Exercise directions
Where does the string "investing" appear? Copy every line of the entries below that holds it.

Records to process

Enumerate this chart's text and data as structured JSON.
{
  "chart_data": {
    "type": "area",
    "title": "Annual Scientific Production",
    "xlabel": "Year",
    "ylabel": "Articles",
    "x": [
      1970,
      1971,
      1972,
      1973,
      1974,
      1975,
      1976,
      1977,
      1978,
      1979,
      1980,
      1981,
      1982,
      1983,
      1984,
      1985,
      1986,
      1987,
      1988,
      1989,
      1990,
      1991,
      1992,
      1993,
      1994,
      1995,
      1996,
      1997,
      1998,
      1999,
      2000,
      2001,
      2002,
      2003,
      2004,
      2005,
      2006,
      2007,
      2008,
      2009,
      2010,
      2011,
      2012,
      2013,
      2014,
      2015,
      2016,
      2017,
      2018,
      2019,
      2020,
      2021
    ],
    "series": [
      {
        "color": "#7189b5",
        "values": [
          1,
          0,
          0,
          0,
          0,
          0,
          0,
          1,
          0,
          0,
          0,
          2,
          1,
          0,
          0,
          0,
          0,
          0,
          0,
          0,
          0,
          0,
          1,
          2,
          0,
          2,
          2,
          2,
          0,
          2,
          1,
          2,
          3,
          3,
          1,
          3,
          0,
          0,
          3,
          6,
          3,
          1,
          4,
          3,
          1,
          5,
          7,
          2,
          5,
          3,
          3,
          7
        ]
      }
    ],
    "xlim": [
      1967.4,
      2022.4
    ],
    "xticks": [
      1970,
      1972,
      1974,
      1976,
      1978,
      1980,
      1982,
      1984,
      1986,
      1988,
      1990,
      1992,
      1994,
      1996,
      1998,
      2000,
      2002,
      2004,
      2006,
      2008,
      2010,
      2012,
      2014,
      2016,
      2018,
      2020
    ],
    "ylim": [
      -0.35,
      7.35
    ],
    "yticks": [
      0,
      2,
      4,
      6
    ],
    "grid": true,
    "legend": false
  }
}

* * *

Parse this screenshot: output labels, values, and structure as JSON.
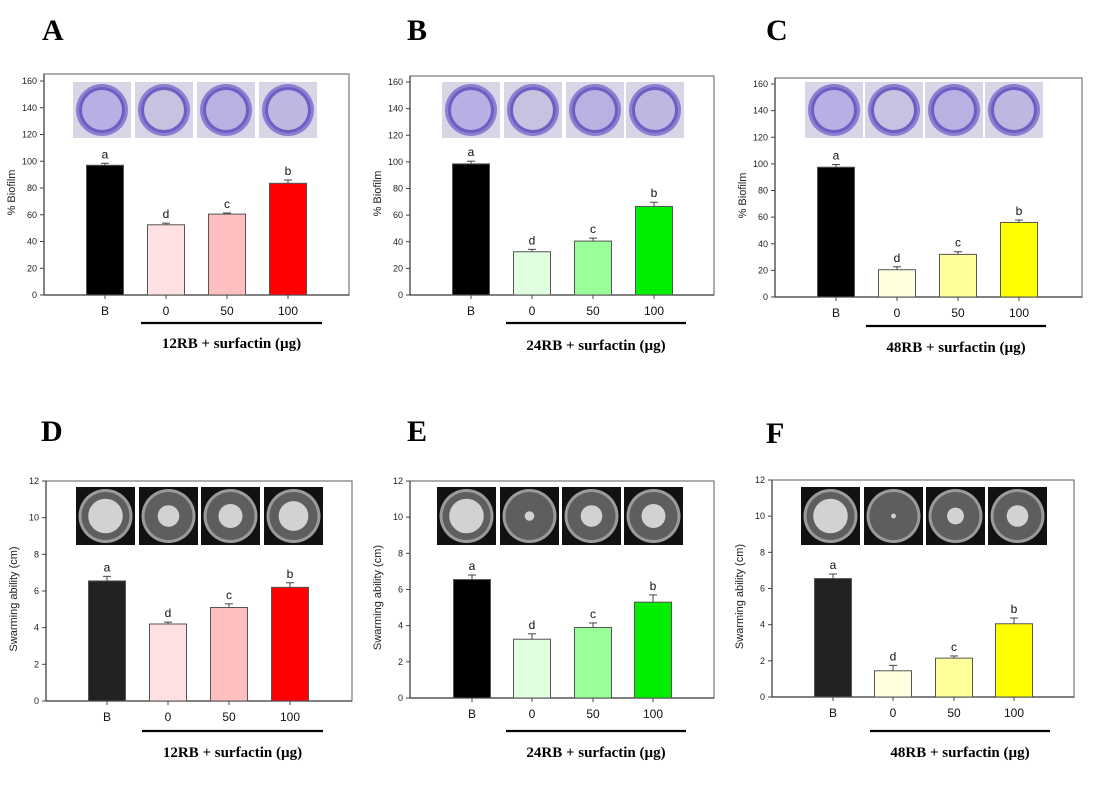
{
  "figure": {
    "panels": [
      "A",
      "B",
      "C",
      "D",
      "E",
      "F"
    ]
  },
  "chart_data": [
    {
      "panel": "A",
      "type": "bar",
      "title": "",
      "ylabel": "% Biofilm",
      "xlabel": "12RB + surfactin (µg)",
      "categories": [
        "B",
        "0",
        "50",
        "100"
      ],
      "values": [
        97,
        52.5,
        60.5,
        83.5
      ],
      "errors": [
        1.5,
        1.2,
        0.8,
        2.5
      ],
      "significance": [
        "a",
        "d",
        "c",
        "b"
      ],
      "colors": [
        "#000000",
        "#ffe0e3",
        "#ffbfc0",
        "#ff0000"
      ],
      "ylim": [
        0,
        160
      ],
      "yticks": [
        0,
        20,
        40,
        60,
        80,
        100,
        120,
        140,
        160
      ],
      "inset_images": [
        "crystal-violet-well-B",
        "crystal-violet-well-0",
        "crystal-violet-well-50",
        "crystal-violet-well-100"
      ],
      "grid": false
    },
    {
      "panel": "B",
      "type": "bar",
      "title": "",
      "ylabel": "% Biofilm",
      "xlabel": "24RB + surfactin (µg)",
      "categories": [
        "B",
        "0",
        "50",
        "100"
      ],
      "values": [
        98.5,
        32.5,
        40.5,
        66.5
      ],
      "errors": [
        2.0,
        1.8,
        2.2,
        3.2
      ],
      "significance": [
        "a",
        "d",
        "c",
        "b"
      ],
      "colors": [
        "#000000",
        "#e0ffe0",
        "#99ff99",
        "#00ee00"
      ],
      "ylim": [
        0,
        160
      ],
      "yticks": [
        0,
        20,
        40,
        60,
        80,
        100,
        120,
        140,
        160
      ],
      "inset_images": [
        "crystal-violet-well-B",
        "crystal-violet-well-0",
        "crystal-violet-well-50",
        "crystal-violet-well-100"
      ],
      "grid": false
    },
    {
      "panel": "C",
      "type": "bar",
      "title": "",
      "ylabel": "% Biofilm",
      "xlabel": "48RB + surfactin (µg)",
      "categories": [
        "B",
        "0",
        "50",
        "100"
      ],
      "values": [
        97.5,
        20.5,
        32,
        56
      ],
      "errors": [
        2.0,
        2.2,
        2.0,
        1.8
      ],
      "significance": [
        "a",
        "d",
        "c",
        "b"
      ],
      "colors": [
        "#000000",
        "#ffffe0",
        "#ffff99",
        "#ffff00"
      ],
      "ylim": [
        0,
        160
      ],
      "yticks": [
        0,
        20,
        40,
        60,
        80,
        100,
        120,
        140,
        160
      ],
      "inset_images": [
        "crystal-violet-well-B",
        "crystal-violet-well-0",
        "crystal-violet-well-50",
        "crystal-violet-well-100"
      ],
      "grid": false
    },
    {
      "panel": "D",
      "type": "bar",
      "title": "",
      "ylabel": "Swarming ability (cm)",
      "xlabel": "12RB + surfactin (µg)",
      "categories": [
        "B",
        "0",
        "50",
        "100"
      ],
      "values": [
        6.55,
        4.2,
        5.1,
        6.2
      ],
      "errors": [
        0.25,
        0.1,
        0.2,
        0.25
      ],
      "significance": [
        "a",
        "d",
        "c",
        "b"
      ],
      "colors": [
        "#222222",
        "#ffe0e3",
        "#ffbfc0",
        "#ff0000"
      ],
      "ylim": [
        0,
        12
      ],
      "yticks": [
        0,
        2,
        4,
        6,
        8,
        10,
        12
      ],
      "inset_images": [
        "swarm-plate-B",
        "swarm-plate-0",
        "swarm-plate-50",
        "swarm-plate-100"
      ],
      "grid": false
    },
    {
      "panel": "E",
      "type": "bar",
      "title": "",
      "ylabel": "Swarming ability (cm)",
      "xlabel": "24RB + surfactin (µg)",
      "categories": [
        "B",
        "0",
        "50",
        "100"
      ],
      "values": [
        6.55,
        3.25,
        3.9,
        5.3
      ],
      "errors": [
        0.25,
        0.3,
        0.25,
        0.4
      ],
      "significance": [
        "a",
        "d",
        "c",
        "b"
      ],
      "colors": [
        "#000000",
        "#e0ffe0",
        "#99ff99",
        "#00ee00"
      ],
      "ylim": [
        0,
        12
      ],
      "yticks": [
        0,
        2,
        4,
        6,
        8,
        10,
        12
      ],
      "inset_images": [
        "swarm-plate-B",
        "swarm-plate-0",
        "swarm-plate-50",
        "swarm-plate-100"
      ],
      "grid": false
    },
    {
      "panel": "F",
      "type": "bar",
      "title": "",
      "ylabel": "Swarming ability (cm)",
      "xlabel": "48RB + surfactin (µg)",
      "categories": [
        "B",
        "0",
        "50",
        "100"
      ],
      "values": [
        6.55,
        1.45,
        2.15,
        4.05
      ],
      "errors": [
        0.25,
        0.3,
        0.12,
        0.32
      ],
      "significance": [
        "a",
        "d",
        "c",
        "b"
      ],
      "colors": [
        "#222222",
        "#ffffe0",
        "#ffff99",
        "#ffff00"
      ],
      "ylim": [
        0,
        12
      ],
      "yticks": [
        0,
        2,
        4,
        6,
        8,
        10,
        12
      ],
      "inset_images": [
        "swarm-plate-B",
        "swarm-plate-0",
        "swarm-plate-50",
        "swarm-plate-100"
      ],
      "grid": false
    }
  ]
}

--

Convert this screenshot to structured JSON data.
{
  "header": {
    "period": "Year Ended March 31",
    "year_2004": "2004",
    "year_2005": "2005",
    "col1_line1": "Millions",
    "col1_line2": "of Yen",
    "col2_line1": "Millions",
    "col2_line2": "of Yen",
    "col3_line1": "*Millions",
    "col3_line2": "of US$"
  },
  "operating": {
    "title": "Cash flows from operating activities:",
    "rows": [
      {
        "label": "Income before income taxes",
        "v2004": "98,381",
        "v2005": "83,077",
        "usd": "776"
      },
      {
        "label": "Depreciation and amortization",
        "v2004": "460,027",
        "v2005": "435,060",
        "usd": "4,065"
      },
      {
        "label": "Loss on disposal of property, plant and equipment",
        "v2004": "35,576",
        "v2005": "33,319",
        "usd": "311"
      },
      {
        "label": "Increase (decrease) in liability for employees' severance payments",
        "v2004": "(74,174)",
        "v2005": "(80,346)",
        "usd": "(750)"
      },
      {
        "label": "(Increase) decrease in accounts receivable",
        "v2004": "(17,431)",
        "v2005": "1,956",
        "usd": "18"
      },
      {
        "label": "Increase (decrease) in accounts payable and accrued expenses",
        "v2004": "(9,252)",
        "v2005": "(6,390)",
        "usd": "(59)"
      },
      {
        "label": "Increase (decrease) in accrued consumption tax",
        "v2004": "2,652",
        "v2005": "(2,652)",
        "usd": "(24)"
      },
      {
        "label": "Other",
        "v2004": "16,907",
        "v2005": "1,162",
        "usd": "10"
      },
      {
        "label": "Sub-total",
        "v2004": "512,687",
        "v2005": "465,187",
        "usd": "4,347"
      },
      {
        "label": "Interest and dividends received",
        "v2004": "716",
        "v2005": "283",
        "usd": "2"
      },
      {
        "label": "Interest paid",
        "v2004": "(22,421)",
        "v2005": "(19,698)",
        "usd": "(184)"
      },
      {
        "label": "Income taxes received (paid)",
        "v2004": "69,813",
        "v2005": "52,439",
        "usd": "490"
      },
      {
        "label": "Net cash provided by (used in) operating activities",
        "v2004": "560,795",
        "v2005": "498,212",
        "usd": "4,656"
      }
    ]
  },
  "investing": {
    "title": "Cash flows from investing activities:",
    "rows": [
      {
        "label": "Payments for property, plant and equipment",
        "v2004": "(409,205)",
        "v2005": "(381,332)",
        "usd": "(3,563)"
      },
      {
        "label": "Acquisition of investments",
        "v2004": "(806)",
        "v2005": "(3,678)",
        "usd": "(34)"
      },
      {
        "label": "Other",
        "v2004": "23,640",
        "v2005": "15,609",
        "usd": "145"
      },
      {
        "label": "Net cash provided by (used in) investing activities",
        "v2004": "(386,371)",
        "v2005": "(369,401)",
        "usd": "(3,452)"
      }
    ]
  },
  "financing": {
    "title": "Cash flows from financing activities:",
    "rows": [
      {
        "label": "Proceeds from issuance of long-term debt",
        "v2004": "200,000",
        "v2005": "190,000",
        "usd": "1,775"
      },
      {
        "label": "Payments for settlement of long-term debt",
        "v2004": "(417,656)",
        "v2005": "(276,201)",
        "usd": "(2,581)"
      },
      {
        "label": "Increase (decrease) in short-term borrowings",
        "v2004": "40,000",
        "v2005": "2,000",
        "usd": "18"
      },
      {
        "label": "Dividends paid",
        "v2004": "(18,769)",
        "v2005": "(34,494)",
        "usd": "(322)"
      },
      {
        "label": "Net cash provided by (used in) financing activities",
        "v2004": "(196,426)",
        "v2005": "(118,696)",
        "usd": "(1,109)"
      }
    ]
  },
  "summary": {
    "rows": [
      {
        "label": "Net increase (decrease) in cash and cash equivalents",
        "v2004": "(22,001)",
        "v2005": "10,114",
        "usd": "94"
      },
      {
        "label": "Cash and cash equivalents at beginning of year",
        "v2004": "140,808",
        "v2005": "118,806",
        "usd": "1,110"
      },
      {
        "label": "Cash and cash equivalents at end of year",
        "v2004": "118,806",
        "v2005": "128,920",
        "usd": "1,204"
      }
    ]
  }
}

Answer below
  "investing": {
    "title": "Cash flows from investing activities:",
        "label": "Net cash provided by (used in) investing activities",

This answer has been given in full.